=== INPUT DATA ===
===

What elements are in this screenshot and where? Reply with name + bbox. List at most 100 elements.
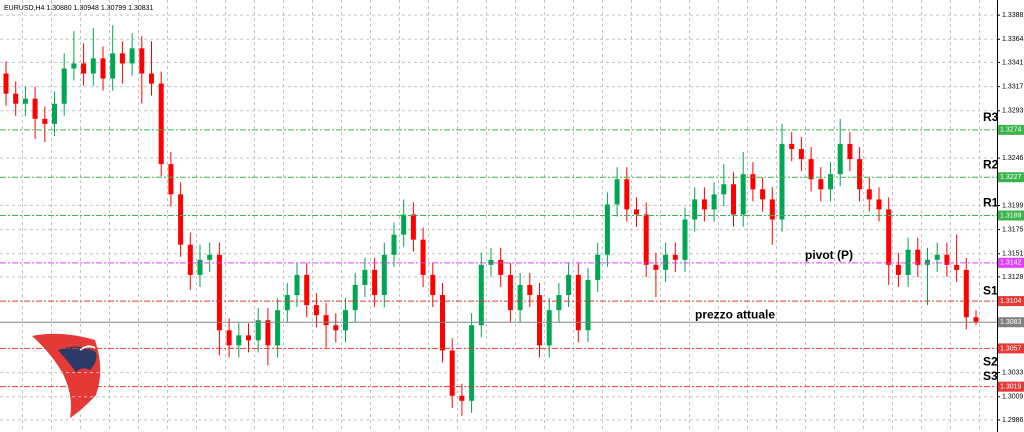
candle [440,282,445,363]
chart-title: EURUSD,H4 1.30880 1.30948 1.30799 1.3083… [4,5,154,12]
y-tick-label: 1.3293 [1002,108,1024,115]
level-price-label: 1.3274 [1000,127,1022,134]
candle [32,86,38,139]
candle [459,383,465,416]
candle-body [789,144,795,150]
candle [42,106,48,142]
candle-body [575,274,581,331]
y-tick-label: 1.3246 [1002,155,1024,162]
y-tick-label: 1.3009 [1002,394,1024,401]
candle [789,131,795,162]
candle [808,147,814,192]
candle-body [488,259,494,265]
candle [537,282,542,358]
level-price-label: 1.3104 [1000,298,1022,305]
vertical-grid [22,0,980,432]
candle-body [711,194,717,210]
level-price-label: 1.3057 [1000,345,1022,352]
candle-body [537,295,542,346]
candle [779,123,785,232]
candle-body [430,274,436,296]
candle-body [672,254,678,260]
candle-body [517,284,523,311]
candle [818,167,824,202]
candle-body [304,274,310,306]
candle-body [546,310,552,346]
y-tick-label: 1.2986 [1002,417,1024,424]
candle [410,202,416,252]
candle-body [372,269,378,296]
candle-body [624,179,630,210]
candle-body [876,199,882,210]
level-name: R1 [983,196,999,210]
level-price-box [998,296,1024,307]
candle [507,262,513,323]
candle [246,323,251,353]
candle [905,237,911,287]
y-tick-label: 1.3199 [1002,202,1024,209]
candle-body [760,189,766,200]
candle [197,244,203,287]
candle [944,242,950,277]
candle [498,247,504,287]
candle [372,257,378,308]
level-price-box [998,124,1024,135]
candle-body [895,264,901,275]
candle [585,267,591,343]
candle [52,91,57,136]
candle [546,298,552,358]
candle-body [886,209,892,265]
candle-body [352,284,358,311]
candle [226,318,232,358]
candle [343,298,348,343]
level-name: S1 [983,283,998,297]
candle [798,136,804,172]
candle [653,252,659,298]
level-price-label: 1.3142 [1000,260,1022,267]
candle-body [42,118,48,124]
candle [682,207,688,272]
level-price-box [998,317,1024,328]
candle-body [731,184,736,215]
y-tick-label: 1.3364 [1002,36,1024,43]
candle [566,262,572,308]
candle-body [401,214,407,235]
level-name: R3 [983,110,999,124]
candle-body [905,249,911,275]
candle-body [313,305,319,316]
candle-body [963,269,969,318]
candle [886,197,892,285]
candle-body [750,174,756,190]
candle [207,242,213,272]
candle [663,242,669,282]
candle-body [81,63,87,74]
candle [488,247,494,277]
candle-body [100,58,106,79]
candle-body [391,234,397,255]
candle-body [507,274,513,311]
candle-body [915,249,921,265]
candle-body [168,164,174,195]
candle-body [362,269,368,285]
candle-body [634,209,639,215]
candle [420,227,426,287]
candle [828,162,833,202]
candle [760,177,766,212]
candle [158,71,164,177]
candle-body [110,53,116,79]
y-tick-label: 1.3033 [1002,369,1024,376]
candle [430,262,436,308]
candle [847,131,853,172]
candle [925,247,930,306]
candle-body [857,159,863,190]
candle [934,242,940,272]
candle [187,232,193,291]
candle [22,86,28,116]
candle-body [52,103,57,124]
candle-body [32,98,38,119]
candle-body [692,199,698,220]
level-name: prezzo attuale [695,307,775,321]
candle [401,199,407,247]
candle [643,202,649,277]
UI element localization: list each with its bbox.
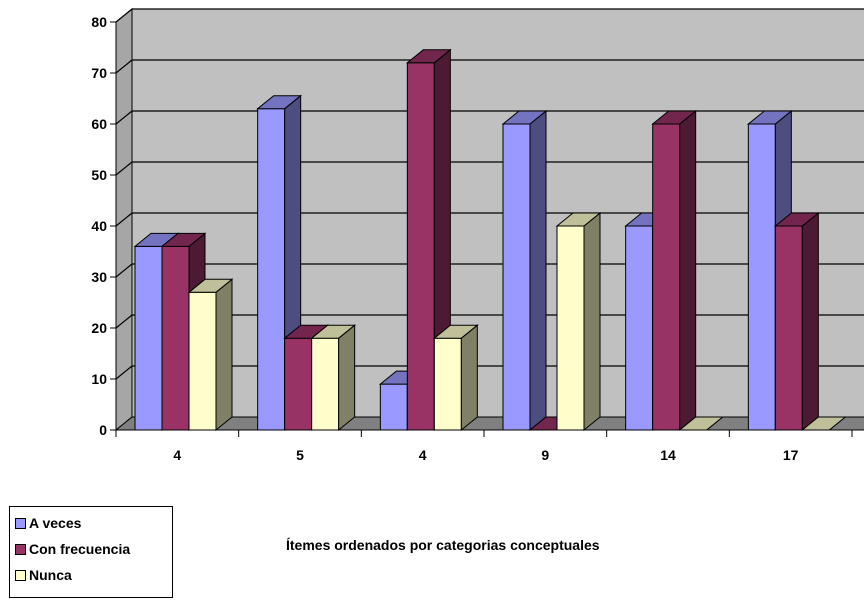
x-tick-label: 5 bbox=[296, 447, 304, 463]
bar-nunca bbox=[432, 324, 479, 432]
legend: A veces Con frecuencia Nunca bbox=[9, 506, 173, 598]
bar-front bbox=[134, 245, 163, 431]
x-axis-title: Ítemes ordenados por categorias conceptu… bbox=[286, 537, 600, 553]
y-tick-label: 10 bbox=[91, 371, 107, 387]
tick-labels: 0 10 20 30 40 50 60 70 80 4 5 4 9 14 17 bbox=[91, 14, 798, 463]
bar-top bbox=[310, 324, 357, 339]
legend-swatch-a-veces bbox=[15, 517, 26, 529]
y-tick-label: 60 bbox=[91, 116, 107, 132]
bar-front bbox=[311, 337, 340, 431]
bar-top bbox=[432, 324, 479, 339]
gridline bbox=[115, 110, 864, 125]
bar-nunca bbox=[187, 278, 234, 432]
legend-item-con-frecuencia: Con frecuencia bbox=[15, 536, 172, 562]
bar-front bbox=[188, 291, 217, 431]
bar-front bbox=[406, 62, 435, 431]
gridline bbox=[115, 212, 864, 227]
bar-con-frecuencia bbox=[773, 211, 820, 432]
bar-side bbox=[801, 211, 819, 432]
bar-side bbox=[679, 109, 697, 432]
bar-nunca bbox=[800, 416, 847, 431]
x-tick-label: 9 bbox=[541, 447, 549, 463]
bar-top bbox=[501, 110, 548, 125]
bar-top bbox=[800, 416, 847, 431]
y-tick-label: 20 bbox=[91, 320, 107, 336]
bar-top bbox=[256, 95, 303, 110]
x-tick-label: 14 bbox=[660, 447, 676, 463]
y-tick-label: 50 bbox=[91, 167, 107, 183]
bar-nunca bbox=[555, 211, 602, 432]
bar-top bbox=[746, 110, 793, 125]
y-tick-label: 30 bbox=[91, 269, 107, 285]
bar-front bbox=[379, 383, 408, 431]
bar-front bbox=[502, 123, 531, 431]
legend-label-a-veces: A veces bbox=[29, 515, 82, 531]
bar-top bbox=[678, 416, 725, 431]
gridline bbox=[115, 59, 864, 74]
bar-side bbox=[583, 211, 601, 432]
legend-label-nunca: Nunca bbox=[29, 567, 72, 583]
bars bbox=[133, 48, 847, 432]
y-tick-label: 40 bbox=[91, 218, 107, 234]
bar-a-veces bbox=[501, 109, 548, 432]
x-tick-label: 17 bbox=[783, 447, 799, 463]
axes bbox=[110, 21, 864, 437]
bar-nunca bbox=[678, 416, 725, 431]
bar-side bbox=[460, 324, 478, 432]
bar-front bbox=[652, 123, 681, 431]
bar-top bbox=[187, 278, 234, 293]
bar-top bbox=[405, 49, 452, 64]
bar-front bbox=[284, 337, 313, 431]
legend-swatch-con-frecuencia bbox=[15, 543, 26, 555]
legend-swatch-nunca bbox=[15, 569, 26, 581]
bar-front bbox=[257, 108, 286, 431]
bar-con-frecuencia bbox=[651, 109, 698, 432]
bar-top bbox=[773, 212, 820, 227]
bar-front bbox=[556, 225, 585, 431]
bar-front bbox=[433, 337, 462, 431]
x-tick-label: 4 bbox=[419, 447, 427, 463]
bar-side bbox=[529, 109, 547, 432]
bar-top bbox=[160, 232, 207, 247]
legend-item-nunca: Nunca bbox=[15, 562, 172, 588]
bar-side bbox=[215, 278, 233, 432]
bar-top bbox=[555, 212, 602, 227]
bar-side bbox=[338, 324, 356, 432]
y-tick-label: 80 bbox=[91, 14, 107, 30]
y-tick-label: 0 bbox=[99, 422, 107, 438]
bar-front bbox=[161, 245, 190, 431]
bar-front bbox=[747, 123, 776, 431]
legend-item-a-veces: A veces bbox=[15, 510, 172, 536]
legend-label-con-frecuencia: Con frecuencia bbox=[29, 541, 131, 557]
bar-nunca bbox=[310, 324, 357, 432]
gridline bbox=[115, 161, 864, 176]
gridline bbox=[115, 8, 864, 23]
bar-front bbox=[625, 225, 654, 431]
bar-top bbox=[651, 110, 698, 125]
y-tick-label: 70 bbox=[91, 65, 107, 81]
x-tick-label: 4 bbox=[173, 447, 181, 463]
bar-front bbox=[774, 225, 803, 431]
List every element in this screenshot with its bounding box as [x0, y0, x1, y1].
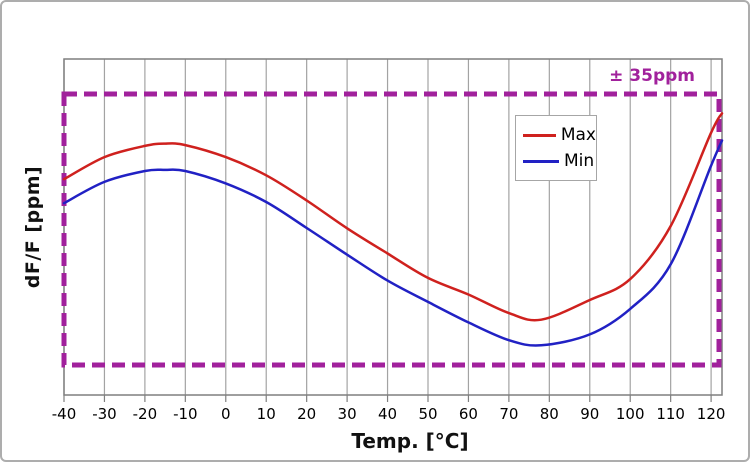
legend-label-max: Max: [560, 124, 596, 145]
x-tick-label: 60: [458, 405, 478, 423]
x-tick-label: 20: [297, 405, 317, 423]
x-axis-title: Temp. [°C]: [351, 429, 469, 453]
legend-label-min: Min: [564, 150, 595, 171]
x-tick-label: -20: [132, 405, 158, 423]
x-tick-label: 100: [615, 405, 645, 423]
min-curve: [62, 139, 724, 347]
plot-border: [63, 58, 723, 396]
x-tick-label: -10: [173, 405, 198, 423]
max-curve: [62, 112, 724, 322]
x-tick-label: 10: [256, 405, 276, 423]
x-tick-label: 80: [539, 405, 559, 423]
x-tick-label: 50: [418, 405, 438, 423]
x-tick-label: 70: [499, 405, 519, 423]
legend-item-min: Min: [523, 150, 596, 171]
x-tick-label: 90: [580, 405, 600, 423]
tolerance-label: ± 35ppm: [609, 66, 695, 86]
legend: Max Min: [515, 115, 597, 181]
x-tick-label: 120: [696, 405, 726, 423]
x-tick-label: 0: [220, 405, 231, 423]
x-tick-label: -30: [92, 405, 117, 423]
max-line-swatch: [523, 133, 556, 137]
legend-item-max: Max: [523, 124, 596, 145]
x-tick-label: 40: [378, 405, 398, 423]
y-axis-title: dF/F [ppm]: [22, 165, 44, 289]
min-line-swatch: [523, 159, 559, 163]
tolerance-band: [61, 91, 722, 368]
x-tick-label: 110: [656, 405, 685, 423]
x-tick-label: 30: [337, 405, 357, 423]
x-tick-label: -40: [51, 405, 77, 423]
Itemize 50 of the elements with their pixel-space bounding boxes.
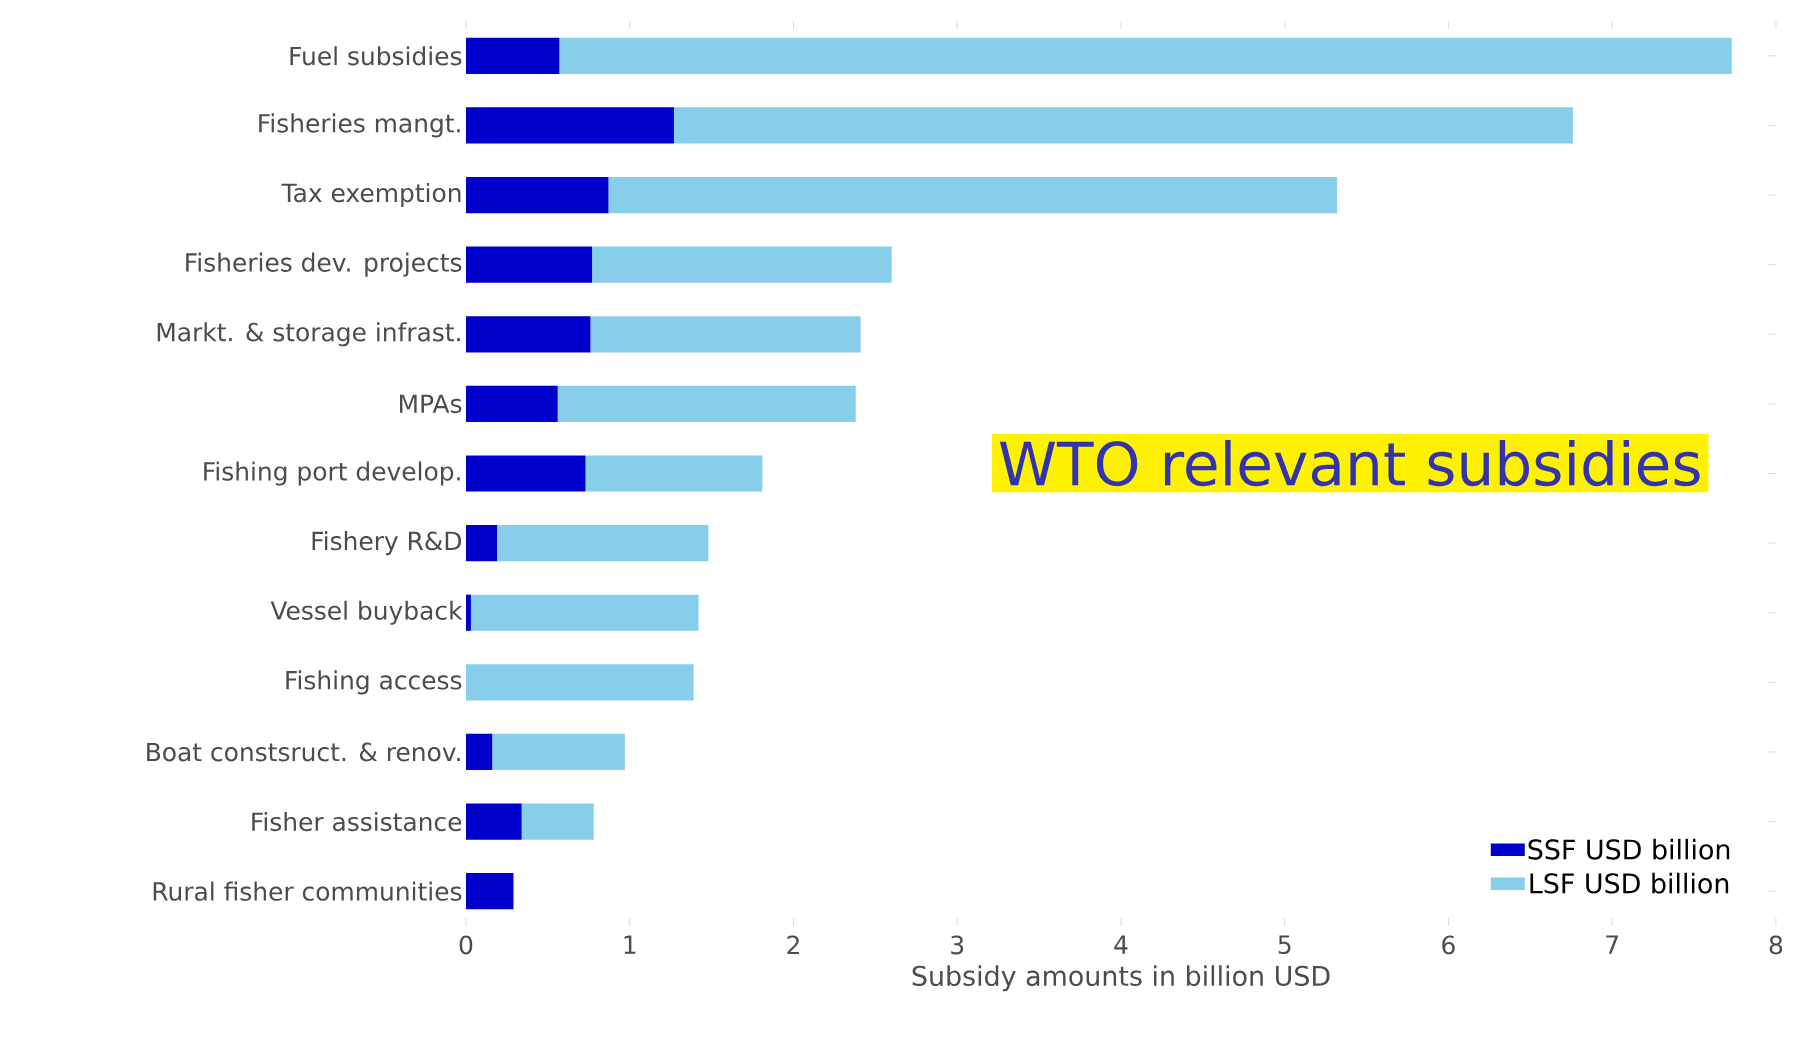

===

=== WORK TO DO ===
Reproduce the rows starting with the line containing "candle [440,282,445,363]" and going on through the line containing "candle [682,207,688,272]", both included, with each line unchanged.

=== ANSWER TO THIS TASK ===
candle [440,282,445,363]
chart-title: EURUSD,H4 1.30880 1.30948 1.30799 1.3083… [4,5,154,12]
y-tick-label: 1.3293 [1002,108,1024,115]
level-price-label: 1.3274 [1000,127,1022,134]
candle [32,86,38,139]
candle [459,383,465,416]
candle-body [789,144,795,150]
candle [42,106,48,142]
candle-body [575,274,581,331]
y-tick-label: 1.3246 [1002,155,1024,162]
y-tick-label: 1.3009 [1002,394,1024,401]
candle [789,131,795,162]
candle [808,147,814,192]
candle-body [488,259,494,265]
candle [537,282,542,358]
level-price-label: 1.3104 [1000,298,1022,305]
vertical-grid [22,0,980,432]
candle-body [711,194,717,210]
level-price-label: 1.3057 [1000,345,1022,352]
candle-body [537,295,542,346]
candle [779,123,785,232]
candle-body [430,274,436,296]
candle-body [672,254,678,260]
candle-body [517,284,523,311]
candle [818,167,824,202]
candle-body [304,274,310,306]
candle-body [546,310,552,346]
y-tick-label: 1.2986 [1002,417,1024,424]
candle [410,202,416,252]
candle-body [372,269,378,296]
candle-body [624,179,630,210]
candle-body [876,199,882,210]
level-name: R1 [983,196,999,210]
level-price-box [998,296,1024,307]
candle [507,262,513,323]
candle [246,323,251,353]
candle [905,237,911,287]
y-tick-label: 1.3199 [1002,202,1024,209]
candle-body [760,189,766,200]
candle [197,244,203,287]
candle [944,242,950,277]
candle [498,247,504,287]
candle [372,257,378,308]
level-price-box [998,124,1024,135]
candle-body [895,264,901,275]
candle [585,267,591,343]
candle [52,91,57,136]
candle [546,298,552,358]
candle-body [886,209,892,265]
candle-body [352,284,358,311]
candle [226,318,232,358]
candle [343,298,348,343]
level-name: S1 [983,283,998,297]
candle [798,136,804,172]
candle [653,252,659,298]
level-price-label: 1.3142 [1000,260,1022,267]
candle-body [42,118,48,124]
candle [682,207,688,272]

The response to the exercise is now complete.